-- START LISTED ENTRIES --
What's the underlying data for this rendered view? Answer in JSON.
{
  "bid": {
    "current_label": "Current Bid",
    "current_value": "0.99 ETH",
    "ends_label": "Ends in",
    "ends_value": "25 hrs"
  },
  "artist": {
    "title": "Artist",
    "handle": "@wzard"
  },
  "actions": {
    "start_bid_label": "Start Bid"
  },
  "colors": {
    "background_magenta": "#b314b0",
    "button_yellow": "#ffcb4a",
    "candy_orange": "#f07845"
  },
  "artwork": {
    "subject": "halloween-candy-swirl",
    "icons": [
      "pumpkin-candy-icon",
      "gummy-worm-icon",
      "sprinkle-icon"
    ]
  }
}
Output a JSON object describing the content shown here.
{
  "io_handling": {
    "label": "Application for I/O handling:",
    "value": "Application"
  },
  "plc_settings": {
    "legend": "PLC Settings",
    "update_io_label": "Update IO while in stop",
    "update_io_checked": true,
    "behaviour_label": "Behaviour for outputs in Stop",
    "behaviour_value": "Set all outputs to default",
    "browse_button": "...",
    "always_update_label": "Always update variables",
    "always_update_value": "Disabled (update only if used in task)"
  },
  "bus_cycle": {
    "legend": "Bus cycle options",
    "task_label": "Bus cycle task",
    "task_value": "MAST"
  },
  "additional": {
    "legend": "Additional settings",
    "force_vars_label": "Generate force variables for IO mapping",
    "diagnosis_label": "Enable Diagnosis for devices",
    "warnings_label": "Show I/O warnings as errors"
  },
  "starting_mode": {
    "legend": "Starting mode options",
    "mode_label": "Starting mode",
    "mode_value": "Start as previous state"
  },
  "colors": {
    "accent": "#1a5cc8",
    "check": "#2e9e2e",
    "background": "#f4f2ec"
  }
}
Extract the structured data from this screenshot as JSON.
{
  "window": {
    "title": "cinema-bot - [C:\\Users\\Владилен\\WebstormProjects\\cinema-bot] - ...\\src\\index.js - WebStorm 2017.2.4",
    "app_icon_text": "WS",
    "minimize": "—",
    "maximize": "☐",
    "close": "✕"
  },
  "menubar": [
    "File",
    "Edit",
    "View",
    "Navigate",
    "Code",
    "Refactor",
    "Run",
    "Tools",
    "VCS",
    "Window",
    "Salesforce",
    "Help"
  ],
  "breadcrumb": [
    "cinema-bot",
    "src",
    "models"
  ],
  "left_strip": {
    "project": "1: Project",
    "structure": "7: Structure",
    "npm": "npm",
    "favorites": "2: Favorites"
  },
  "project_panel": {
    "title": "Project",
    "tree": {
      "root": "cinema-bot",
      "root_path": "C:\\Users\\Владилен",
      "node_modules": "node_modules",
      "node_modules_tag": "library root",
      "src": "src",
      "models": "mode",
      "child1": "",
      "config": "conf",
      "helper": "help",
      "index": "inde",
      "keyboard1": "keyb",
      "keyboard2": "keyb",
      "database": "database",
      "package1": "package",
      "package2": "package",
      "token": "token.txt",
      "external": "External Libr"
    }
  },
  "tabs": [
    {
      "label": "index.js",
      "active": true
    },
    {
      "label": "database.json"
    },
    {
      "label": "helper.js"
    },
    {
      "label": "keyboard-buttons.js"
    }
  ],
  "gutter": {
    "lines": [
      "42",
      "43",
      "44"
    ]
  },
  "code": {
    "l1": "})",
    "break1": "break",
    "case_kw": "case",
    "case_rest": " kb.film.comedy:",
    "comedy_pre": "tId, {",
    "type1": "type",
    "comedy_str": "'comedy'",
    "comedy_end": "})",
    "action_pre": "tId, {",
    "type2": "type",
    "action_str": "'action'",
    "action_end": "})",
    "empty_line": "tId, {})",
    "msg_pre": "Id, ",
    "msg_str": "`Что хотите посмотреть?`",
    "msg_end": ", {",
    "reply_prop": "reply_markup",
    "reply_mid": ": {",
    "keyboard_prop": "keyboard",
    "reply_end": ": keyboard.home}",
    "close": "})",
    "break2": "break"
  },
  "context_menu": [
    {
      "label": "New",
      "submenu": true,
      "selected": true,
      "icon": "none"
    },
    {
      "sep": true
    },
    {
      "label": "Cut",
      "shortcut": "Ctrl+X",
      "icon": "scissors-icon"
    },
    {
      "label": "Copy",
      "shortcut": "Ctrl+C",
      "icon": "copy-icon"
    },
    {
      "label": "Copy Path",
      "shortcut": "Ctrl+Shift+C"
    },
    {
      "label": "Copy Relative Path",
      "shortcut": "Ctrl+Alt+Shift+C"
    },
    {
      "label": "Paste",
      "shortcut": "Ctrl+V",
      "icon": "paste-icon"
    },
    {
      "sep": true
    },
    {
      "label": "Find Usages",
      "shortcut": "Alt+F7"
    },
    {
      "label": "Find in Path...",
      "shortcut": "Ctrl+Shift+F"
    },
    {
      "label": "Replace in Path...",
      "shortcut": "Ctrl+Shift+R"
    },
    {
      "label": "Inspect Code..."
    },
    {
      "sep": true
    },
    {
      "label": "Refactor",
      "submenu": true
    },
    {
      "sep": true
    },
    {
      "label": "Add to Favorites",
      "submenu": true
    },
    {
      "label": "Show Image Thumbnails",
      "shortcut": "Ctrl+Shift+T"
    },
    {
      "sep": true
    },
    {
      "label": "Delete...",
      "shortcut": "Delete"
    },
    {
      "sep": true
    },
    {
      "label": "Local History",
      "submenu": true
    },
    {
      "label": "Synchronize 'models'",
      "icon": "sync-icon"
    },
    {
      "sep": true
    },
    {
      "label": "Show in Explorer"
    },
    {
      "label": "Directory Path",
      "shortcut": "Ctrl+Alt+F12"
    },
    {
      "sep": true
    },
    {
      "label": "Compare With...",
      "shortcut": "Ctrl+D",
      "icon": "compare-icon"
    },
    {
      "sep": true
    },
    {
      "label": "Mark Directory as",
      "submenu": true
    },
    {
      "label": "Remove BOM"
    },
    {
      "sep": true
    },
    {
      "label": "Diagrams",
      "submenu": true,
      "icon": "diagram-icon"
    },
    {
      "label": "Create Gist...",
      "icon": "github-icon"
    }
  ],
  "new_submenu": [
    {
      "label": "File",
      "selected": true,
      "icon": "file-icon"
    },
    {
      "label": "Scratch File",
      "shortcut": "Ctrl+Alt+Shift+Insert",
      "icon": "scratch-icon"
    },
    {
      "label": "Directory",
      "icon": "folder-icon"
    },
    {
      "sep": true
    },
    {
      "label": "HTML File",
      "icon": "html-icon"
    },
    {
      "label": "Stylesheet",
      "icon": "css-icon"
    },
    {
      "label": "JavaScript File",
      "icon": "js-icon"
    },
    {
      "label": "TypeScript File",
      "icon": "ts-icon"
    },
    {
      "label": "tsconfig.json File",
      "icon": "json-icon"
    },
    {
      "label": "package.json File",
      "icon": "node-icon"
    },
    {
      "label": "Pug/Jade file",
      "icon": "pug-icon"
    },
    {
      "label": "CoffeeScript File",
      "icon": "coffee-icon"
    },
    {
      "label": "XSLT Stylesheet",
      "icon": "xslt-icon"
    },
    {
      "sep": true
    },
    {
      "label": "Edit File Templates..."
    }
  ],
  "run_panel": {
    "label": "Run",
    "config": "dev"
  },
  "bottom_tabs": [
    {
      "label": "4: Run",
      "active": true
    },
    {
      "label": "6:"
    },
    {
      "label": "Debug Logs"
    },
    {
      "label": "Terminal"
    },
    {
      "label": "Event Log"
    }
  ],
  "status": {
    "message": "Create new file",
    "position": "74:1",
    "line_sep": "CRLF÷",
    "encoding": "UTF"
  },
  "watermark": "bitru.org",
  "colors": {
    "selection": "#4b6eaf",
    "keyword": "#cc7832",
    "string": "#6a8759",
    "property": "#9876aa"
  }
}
-- END LISTED ENTRIES --
◆ **BRIEF**
Write the entries again, exactly as they stand.

◆ **COMPLETED TASK**
What's the underlying data for this rendered view? Answer in JSON.
{
  "bid": {
    "current_label": "Current Bid",
    "current_value": "0.99 ETH",
    "ends_label": "Ends in",
    "ends_value": "25 hrs"
  },
  "artist": {
    "title": "Artist",
    "handle": "@wzard"
  },
  "actions": {
    "start_bid_label": "Start Bid"
  },
  "colors": {
    "background_magenta": "#b314b0",
    "button_yellow": "#ffcb4a",
    "candy_orange": "#f07845"
  },
  "artwork": {
    "subject": "halloween-candy-swirl",
    "icons": [
      "pumpkin-candy-icon",
      "gummy-worm-icon",
      "sprinkle-icon"
    ]
  }
}
Output a JSON object describing the content shown here.
{
  "io_handling": {
    "label": "Application for I/O handling:",
    "value": "Application"
  },
  "plc_settings": {
    "legend": "PLC Settings",
    "update_io_label": "Update IO while in stop",
    "update_io_checked": true,
    "behaviour_label": "Behaviour for outputs in Stop",
    "behaviour_value": "Set all outputs to default",
    "browse_button": "...",
    "always_update_label": "Always update variables",
    "always_update_value": "Disabled (update only if used in task)"
  },
  "bus_cycle": {
    "legend": "Bus cycle options",
    "task_label": "Bus cycle task",
    "task_value": "MAST"
  },
  "additional": {
    "legend": "Additional settings",
    "force_vars_label": "Generate force variables for IO mapping",
    "diagnosis_label": "Enable Diagnosis for devices",
    "warnings_label": "Show I/O warnings as errors"
  },
  "starting_mode": {
    "legend": "Starting mode options",
    "mode_label": "Starting mode",
    "mode_value": "Start as previous state"
  },
  "colors": {
    "accent": "#1a5cc8",
    "check": "#2e9e2e",
    "background": "#f4f2ec"
  }
}
Extract the structured data from this screenshot as JSON.
{
  "window": {
    "title": "cinema-bot - [C:\\Users\\Владилен\\WebstormProjects\\cinema-bot] - ...\\src\\index.js - WebStorm 2017.2.4",
    "app_icon_text": "WS",
    "minimize": "—",
    "maximize": "☐",
    "close": "✕"
  },
  "menubar": [
    "File",
    "Edit",
    "View",
    "Navigate",
    "Code",
    "Refactor",
    "Run",
    "Tools",
    "VCS",
    "Window",
    "Salesforce",
    "Help"
  ],
  "breadcrumb": [
    "cinema-bot",
    "src",
    "models"
  ],
  "left_strip": {
    "project": "1: Project",
    "structure": "7: Structure",
    "npm": "npm",
    "favorites": "2: Favorites"
  },
  "project_panel": {
    "title": "Project",
    "tree": {
      "root": "cinema-bot",
      "root_path": "C:\\Users\\Владилен",
      "node_modules": "node_modules",
      "node_modules_tag": "library root",
      "src": "src",
      "models": "mode",
      "child1": "",
      "config": "conf",
      "helper": "help",
      "index": "inde",
      "keyboard1": "keyb",
      "keyboard2": "keyb",
      "database": "database",
      "package1": "package",
      "package2": "package",
      "token": "token.txt",
      "external": "External Libr"
    }
  },
  "tabs": [
    {
      "label": "index.js",
      "active": true
    },
    {
      "label": "database.json"
    },
    {
      "label": "helper.js"
    },
    {
      "label": "keyboard-buttons.js"
    }
  ],
  "gutter": {
    "lines": [
      "42",
      "43",
      "44"
    ]
  },
  "code": {
    "l1": "})",
    "break1": "break",
    "case_kw": "case",
    "case_rest": " kb.film.comedy:",
    "comedy_pre": "tId, {",
    "type1": "type",
    "comedy_str": "'comedy'",
    "comedy_end": "})",
    "action_pre": "tId, {",
    "type2": "type",
    "action_str": "'action'",
    "action_end": "})",
    "empty_line": "tId, {})",
    "msg_pre": "Id, ",
    "msg_str": "`Что хотите посмотреть?`",
    "msg_end": ", {",
    "reply_prop": "reply_markup",
    "reply_mid": ": {",
    "keyboard_prop": "keyboard",
    "reply_end": ": keyboard.home}",
    "close": "})",
    "break2": "break"
  },
  "context_menu": [
    {
      "label": "New",
      "submenu": true,
      "selected": true,
      "icon": "none"
    },
    {
      "sep": true
    },
    {
      "label": "Cut",
      "shortcut": "Ctrl+X",
      "icon": "scissors-icon"
    },
    {
      "label": "Copy",
      "shortcut": "Ctrl+C",
      "icon": "copy-icon"
    },
    {
      "label": "Copy Path",
      "shortcut": "Ctrl+Shift+C"
    },
    {
      "label": "Copy Relative Path",
      "shortcut": "Ctrl+Alt+Shift+C"
    },
    {
      "label": "Paste",
      "shortcut": "Ctrl+V",
      "icon": "paste-icon"
    },
    {
      "sep": true
    },
    {
      "label": "Find Usages",
      "shortcut": "Alt+F7"
    },
    {
      "label": "Find in Path...",
      "shortcut": "Ctrl+Shift+F"
    },
    {
      "label": "Replace in Path...",
      "shortcut": "Ctrl+Shift+R"
    },
    {
      "label": "Inspect Code..."
    },
    {
      "sep": true
    },
    {
      "label": "Refactor",
      "submenu": true
    },
    {
      "sep": true
    },
    {
      "label": "Add to Favorites",
      "submenu": true
    },
    {
      "label": "Show Image Thumbnails",
      "shortcut": "Ctrl+Shift+T"
    },
    {
      "sep": true
    },
    {
      "label": "Delete...",
      "shortcut": "Delete"
    },
    {
      "sep": true
    },
    {
      "label": "Local History",
      "submenu": true
    },
    {
      "label": "Synchronize 'models'",
      "icon": "sync-icon"
    },
    {
      "sep": true
    },
    {
      "label": "Show in Explorer"
    },
    {
      "label": "Directory Path",
      "shortcut": "Ctrl+Alt+F12"
    },
    {
      "sep": true
    },
    {
      "label": "Compare With...",
      "shortcut": "Ctrl+D",
      "icon": "compare-icon"
    },
    {
      "sep": true
    },
    {
      "label": "Mark Directory as",
      "submenu": true
    },
    {
      "label": "Remove BOM"
    },
    {
      "sep": true
    },
    {
      "label": "Diagrams",
      "submenu": true,
      "icon": "diagram-icon"
    },
    {
      "label": "Create Gist...",
      "icon": "github-icon"
    }
  ],
  "new_submenu": [
    {
      "label": "File",
      "selected": true,
      "icon": "file-icon"
    },
    {
      "label": "Scratch File",
      "shortcut": "Ctrl+Alt+Shift+Insert",
      "icon": "scratch-icon"
    },
    {
      "label": "Directory",
      "icon": "folder-icon"
    },
    {
      "sep": true
    },
    {
      "label": "HTML File",
      "icon": "html-icon"
    },
    {
      "label": "Stylesheet",
      "icon": "css-icon"
    },
    {
      "label": "JavaScript File",
      "icon": "js-icon"
    },
    {
      "label": "TypeScript File",
      "icon": "ts-icon"
    },
    {
      "label": "tsconfig.json File",
      "icon": "json-icon"
    },
    {
      "label": "package.json File",
      "icon": "node-icon"
    },
    {
      "label": "Pug/Jade file",
      "icon": "pug-icon"
    },
    {
      "label": "CoffeeScript File",
      "icon": "coffee-icon"
    },
    {
      "label": "XSLT Stylesheet",
      "icon": "xslt-icon"
    },
    {
      "sep": true
    },
    {
      "label": "Edit File Templates..."
    }
  ],
  "run_panel": {
    "label": "Run",
    "config": "dev"
  },
  "bottom_tabs": [
    {
      "label": "4: Run",
      "active": true
    },
    {
      "label": "6:"
    },
    {
      "label": "Debug Logs"
    },
    {
      "label": "Terminal"
    },
    {
      "label": "Event Log"
    }
  ],
  "status": {
    "message": "Create new file",
    "position": "74:1",
    "line_sep": "CRLF÷",
    "encoding": "UTF"
  },
  "watermark": "bitru.org",
  "colors": {
    "selection": "#4b6eaf",
    "keyword": "#cc7832",
    "string": "#6a8759",
    "property": "#9876aa"
  }
}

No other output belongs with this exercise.